Stated problem: Wherever "under" appears in a line, copy that line.

**********

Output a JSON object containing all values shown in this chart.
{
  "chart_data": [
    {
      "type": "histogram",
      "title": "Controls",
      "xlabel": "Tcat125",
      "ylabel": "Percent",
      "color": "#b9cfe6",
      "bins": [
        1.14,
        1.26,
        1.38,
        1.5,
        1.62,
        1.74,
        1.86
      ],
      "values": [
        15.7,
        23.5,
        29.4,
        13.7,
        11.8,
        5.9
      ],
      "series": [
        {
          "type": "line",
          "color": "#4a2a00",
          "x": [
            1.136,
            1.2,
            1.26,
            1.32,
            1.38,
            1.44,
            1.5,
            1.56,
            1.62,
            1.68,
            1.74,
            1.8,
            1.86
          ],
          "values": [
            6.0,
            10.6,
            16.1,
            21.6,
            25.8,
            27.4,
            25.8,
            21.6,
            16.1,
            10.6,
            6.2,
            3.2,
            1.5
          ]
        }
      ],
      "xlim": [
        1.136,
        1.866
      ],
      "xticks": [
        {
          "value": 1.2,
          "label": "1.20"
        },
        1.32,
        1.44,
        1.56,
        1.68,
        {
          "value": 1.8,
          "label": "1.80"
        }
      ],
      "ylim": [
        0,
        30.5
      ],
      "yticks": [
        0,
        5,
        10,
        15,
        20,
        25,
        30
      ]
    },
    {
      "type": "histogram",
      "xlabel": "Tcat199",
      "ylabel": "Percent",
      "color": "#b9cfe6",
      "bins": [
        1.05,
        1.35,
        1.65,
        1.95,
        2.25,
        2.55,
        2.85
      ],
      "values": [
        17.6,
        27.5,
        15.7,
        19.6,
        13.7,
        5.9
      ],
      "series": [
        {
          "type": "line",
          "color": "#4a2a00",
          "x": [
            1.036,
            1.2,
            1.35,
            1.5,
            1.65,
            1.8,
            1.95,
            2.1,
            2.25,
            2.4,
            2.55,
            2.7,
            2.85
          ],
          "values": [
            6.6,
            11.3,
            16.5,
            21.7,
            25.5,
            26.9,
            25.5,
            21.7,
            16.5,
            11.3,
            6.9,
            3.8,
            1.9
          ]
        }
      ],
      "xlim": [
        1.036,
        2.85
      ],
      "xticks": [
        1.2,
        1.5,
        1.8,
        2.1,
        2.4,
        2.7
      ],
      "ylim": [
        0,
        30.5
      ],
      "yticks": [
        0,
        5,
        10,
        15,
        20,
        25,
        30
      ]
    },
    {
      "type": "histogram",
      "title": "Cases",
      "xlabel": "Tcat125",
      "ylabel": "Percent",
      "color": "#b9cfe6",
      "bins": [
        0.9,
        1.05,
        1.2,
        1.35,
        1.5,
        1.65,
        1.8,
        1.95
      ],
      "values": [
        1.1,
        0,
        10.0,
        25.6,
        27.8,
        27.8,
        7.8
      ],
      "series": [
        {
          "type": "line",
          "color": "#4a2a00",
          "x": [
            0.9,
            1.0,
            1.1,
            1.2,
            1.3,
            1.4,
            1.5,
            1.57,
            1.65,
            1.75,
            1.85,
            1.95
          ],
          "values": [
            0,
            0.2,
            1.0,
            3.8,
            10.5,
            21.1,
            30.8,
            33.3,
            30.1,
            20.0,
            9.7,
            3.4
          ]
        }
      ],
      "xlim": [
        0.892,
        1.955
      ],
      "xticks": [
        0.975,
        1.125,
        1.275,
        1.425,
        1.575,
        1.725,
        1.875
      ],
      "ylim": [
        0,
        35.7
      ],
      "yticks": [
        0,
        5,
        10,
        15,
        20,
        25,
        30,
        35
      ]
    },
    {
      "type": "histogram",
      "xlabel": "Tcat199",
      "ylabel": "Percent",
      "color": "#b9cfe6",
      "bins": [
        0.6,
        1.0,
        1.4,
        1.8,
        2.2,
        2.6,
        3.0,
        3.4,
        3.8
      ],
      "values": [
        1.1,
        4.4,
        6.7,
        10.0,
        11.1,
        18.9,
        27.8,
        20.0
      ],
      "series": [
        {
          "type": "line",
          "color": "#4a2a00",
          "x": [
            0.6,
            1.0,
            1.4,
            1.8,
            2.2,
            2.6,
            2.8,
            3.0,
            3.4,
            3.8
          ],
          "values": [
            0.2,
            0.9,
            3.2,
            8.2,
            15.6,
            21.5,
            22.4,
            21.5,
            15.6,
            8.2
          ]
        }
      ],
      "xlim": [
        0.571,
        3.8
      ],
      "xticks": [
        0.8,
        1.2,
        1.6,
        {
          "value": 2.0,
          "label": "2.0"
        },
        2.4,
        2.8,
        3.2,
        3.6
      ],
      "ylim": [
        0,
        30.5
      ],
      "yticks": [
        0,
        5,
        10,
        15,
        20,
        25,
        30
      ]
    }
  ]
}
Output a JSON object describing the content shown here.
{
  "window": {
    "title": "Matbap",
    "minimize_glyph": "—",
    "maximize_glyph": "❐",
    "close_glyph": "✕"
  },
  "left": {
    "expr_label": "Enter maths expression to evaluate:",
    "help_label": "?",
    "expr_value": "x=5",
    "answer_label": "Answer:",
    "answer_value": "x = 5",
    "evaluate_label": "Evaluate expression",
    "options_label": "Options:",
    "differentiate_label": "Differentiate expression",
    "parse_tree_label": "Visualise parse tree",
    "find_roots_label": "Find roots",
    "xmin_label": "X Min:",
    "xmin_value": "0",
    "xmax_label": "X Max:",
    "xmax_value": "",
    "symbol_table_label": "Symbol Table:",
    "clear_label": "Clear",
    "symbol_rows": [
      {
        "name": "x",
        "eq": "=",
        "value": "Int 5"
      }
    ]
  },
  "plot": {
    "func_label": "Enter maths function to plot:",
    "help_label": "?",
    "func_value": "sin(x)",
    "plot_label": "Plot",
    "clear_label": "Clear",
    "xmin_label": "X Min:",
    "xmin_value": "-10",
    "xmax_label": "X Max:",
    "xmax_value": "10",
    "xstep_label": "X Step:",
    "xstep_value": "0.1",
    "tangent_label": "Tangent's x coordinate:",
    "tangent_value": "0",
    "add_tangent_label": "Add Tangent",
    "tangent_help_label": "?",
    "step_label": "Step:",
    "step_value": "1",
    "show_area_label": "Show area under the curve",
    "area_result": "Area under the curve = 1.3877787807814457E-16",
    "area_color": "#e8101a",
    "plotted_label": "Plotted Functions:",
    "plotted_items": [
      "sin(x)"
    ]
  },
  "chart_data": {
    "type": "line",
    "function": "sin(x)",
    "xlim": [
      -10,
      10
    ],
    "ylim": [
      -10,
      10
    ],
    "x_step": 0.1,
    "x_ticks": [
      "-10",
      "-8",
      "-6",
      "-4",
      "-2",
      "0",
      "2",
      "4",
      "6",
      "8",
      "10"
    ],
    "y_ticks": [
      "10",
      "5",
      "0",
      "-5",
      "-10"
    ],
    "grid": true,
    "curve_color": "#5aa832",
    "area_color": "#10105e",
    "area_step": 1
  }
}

**********

Written response:
    "show_area_label": "Show area under the curve",
    "area_result": "Area under the curve = 1.3877787807814457E-16",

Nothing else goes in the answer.